* START *

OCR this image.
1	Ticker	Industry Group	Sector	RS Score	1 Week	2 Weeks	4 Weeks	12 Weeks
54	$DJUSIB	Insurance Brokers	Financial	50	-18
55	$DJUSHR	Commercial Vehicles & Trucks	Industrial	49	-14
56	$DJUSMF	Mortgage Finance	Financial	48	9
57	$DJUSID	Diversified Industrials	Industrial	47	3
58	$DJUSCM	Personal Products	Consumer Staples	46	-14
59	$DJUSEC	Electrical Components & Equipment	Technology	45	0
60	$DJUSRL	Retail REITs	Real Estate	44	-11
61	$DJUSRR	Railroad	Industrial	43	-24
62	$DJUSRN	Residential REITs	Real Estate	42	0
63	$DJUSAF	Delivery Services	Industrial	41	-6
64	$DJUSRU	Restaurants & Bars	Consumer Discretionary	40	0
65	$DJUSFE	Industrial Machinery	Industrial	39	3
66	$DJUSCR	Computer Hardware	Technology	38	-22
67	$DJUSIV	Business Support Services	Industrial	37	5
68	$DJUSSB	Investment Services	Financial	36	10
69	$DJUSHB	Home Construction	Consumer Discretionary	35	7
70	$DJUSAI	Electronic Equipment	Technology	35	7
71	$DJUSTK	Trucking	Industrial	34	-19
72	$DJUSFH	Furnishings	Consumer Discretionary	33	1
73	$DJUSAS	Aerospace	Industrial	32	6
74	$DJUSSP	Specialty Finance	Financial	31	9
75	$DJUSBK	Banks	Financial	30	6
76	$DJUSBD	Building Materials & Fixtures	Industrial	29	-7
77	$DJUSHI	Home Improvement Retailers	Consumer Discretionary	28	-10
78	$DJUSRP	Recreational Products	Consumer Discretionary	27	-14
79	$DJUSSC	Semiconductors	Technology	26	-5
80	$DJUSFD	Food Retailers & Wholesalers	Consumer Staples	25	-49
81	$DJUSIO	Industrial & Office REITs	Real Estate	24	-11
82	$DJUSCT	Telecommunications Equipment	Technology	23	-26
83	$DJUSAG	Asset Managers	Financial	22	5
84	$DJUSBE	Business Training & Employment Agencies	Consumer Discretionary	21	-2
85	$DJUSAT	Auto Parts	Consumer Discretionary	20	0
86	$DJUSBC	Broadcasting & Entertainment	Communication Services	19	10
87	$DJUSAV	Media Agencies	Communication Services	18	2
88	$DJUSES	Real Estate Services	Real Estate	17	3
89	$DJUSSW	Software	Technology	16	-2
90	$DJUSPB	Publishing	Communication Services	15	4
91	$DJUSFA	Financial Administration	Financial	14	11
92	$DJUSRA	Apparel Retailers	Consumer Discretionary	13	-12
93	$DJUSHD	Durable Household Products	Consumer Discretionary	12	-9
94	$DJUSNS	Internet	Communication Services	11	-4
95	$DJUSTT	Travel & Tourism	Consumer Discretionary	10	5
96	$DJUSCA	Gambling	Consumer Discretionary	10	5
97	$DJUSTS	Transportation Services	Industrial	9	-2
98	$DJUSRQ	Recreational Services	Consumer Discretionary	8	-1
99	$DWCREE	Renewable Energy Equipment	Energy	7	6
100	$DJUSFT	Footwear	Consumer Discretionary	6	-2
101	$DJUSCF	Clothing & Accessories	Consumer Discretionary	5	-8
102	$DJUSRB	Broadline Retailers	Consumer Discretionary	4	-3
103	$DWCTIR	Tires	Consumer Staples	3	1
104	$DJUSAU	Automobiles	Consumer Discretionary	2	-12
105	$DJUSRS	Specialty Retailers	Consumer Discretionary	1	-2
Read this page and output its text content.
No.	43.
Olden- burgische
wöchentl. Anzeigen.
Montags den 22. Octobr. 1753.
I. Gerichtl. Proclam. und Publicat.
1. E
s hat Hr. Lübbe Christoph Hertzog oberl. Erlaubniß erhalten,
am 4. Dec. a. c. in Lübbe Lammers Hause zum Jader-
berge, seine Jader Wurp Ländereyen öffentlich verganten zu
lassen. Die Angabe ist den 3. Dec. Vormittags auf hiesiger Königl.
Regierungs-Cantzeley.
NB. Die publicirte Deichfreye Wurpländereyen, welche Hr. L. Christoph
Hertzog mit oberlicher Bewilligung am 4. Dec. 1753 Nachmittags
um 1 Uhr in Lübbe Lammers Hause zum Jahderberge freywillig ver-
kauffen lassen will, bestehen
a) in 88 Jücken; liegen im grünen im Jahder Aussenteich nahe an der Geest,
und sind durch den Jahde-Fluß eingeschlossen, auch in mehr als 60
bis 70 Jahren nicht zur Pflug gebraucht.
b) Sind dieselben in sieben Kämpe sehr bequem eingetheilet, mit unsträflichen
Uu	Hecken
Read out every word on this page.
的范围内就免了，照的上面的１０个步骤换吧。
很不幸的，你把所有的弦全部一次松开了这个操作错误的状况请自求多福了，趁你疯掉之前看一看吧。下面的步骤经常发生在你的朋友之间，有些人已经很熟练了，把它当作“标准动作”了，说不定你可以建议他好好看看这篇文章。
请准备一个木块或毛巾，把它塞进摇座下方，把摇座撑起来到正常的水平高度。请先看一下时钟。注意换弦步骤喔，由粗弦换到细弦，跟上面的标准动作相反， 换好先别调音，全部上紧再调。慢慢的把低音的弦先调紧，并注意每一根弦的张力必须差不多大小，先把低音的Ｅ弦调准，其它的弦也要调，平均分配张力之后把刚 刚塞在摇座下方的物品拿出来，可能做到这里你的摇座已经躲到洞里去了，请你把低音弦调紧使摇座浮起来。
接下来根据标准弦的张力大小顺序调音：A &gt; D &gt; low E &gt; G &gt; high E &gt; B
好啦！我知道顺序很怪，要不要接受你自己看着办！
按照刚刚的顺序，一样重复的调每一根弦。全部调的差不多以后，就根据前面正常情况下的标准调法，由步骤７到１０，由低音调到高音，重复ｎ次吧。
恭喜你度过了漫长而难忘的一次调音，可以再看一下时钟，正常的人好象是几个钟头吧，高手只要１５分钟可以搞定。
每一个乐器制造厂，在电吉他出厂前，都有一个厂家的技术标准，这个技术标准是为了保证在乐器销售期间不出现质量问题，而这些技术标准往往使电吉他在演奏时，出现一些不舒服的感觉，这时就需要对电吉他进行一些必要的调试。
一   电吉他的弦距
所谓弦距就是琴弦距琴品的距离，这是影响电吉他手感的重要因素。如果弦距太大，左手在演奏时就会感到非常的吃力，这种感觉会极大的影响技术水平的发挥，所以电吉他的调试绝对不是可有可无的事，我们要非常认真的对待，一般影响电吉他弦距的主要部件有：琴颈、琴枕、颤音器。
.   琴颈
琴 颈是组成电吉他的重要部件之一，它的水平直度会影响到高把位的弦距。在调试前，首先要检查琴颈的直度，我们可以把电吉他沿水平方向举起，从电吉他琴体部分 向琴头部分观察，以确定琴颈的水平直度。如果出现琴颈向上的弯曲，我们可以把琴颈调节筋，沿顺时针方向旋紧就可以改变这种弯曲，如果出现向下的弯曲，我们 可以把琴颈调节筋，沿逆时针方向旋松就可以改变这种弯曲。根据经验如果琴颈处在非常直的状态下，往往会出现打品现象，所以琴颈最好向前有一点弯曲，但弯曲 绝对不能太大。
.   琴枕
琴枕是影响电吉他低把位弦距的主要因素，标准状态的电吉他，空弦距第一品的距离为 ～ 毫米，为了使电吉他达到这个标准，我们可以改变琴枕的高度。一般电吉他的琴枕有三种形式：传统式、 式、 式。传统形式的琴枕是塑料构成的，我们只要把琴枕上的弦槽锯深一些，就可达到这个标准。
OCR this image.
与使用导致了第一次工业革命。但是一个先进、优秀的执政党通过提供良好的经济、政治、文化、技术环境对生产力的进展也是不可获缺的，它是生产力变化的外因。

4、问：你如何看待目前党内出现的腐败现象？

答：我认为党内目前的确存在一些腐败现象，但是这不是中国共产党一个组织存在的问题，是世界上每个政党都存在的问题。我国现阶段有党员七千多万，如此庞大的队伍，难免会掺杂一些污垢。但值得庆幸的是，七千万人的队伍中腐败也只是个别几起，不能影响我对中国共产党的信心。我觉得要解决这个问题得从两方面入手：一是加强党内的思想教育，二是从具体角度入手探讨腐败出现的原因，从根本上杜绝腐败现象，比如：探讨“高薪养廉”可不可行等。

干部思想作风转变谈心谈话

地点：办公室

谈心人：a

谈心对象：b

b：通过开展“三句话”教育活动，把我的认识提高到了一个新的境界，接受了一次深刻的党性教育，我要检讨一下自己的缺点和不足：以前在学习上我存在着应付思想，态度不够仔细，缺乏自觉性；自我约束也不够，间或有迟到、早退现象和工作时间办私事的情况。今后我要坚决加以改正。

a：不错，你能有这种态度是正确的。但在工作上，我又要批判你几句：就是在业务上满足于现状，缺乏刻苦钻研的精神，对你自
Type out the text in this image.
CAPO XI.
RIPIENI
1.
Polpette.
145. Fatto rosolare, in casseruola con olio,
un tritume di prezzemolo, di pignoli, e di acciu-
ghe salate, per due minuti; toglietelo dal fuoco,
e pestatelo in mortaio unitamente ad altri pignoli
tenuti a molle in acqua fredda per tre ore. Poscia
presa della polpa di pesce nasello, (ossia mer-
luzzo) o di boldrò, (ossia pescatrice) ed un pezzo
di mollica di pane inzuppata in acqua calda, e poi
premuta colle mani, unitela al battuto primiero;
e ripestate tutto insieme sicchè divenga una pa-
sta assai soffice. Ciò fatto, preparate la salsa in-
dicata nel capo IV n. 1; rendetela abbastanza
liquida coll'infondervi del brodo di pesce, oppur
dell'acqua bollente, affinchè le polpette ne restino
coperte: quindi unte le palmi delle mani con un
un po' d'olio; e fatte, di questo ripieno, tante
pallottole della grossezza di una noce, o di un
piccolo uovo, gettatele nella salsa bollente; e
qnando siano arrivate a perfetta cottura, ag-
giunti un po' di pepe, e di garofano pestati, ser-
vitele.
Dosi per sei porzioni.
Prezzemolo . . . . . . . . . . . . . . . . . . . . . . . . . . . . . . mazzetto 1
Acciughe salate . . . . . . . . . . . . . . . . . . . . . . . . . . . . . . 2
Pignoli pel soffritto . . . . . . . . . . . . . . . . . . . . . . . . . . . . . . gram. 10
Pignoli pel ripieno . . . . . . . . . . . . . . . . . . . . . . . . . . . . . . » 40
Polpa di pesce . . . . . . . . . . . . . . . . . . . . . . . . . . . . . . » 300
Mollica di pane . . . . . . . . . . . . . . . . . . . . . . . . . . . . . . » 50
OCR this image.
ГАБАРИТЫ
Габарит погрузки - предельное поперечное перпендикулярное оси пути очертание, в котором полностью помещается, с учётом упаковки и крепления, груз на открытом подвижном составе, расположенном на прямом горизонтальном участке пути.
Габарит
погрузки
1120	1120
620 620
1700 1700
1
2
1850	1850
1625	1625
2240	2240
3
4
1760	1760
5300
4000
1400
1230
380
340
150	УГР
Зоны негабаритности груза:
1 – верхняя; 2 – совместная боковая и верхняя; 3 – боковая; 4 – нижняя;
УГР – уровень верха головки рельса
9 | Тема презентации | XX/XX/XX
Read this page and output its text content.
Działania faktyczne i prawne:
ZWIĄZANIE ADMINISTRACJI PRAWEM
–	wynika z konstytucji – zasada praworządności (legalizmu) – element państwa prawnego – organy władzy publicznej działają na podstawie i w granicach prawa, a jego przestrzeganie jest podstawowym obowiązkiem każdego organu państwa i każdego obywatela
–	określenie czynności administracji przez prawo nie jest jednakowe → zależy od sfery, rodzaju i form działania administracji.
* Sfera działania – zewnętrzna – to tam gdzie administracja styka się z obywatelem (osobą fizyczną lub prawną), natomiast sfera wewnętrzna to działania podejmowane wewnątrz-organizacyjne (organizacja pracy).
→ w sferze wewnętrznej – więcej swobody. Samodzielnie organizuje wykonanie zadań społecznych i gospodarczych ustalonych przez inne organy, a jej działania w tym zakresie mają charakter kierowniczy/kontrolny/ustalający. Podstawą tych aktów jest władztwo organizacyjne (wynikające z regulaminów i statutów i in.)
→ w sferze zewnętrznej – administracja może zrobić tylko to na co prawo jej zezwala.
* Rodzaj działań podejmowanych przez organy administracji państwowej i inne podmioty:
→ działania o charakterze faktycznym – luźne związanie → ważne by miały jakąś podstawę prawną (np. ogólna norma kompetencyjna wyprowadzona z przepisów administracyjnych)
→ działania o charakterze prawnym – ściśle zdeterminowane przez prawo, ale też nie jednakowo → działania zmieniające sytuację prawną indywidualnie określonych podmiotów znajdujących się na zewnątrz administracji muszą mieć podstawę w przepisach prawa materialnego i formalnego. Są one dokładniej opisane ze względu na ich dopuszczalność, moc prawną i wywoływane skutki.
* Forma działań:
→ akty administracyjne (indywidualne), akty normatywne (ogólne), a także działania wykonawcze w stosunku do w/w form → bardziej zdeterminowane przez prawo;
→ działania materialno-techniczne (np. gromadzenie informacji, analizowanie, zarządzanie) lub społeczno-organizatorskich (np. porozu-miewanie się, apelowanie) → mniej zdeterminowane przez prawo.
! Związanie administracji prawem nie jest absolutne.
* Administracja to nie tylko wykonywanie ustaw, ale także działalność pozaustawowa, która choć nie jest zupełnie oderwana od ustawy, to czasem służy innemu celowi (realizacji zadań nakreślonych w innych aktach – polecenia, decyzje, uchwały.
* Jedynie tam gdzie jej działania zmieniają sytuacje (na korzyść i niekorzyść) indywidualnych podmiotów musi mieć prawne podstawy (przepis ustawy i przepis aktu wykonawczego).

* END *

» TO BE DONE
Track down every line of the material containing the string "ossia", and copy it.

» EXERCISE OUTPUT
presa della polpa di pesce nasello, (ossia mer-
luzzo) o di boldrò, (ossia pescatrice) ed un pezzo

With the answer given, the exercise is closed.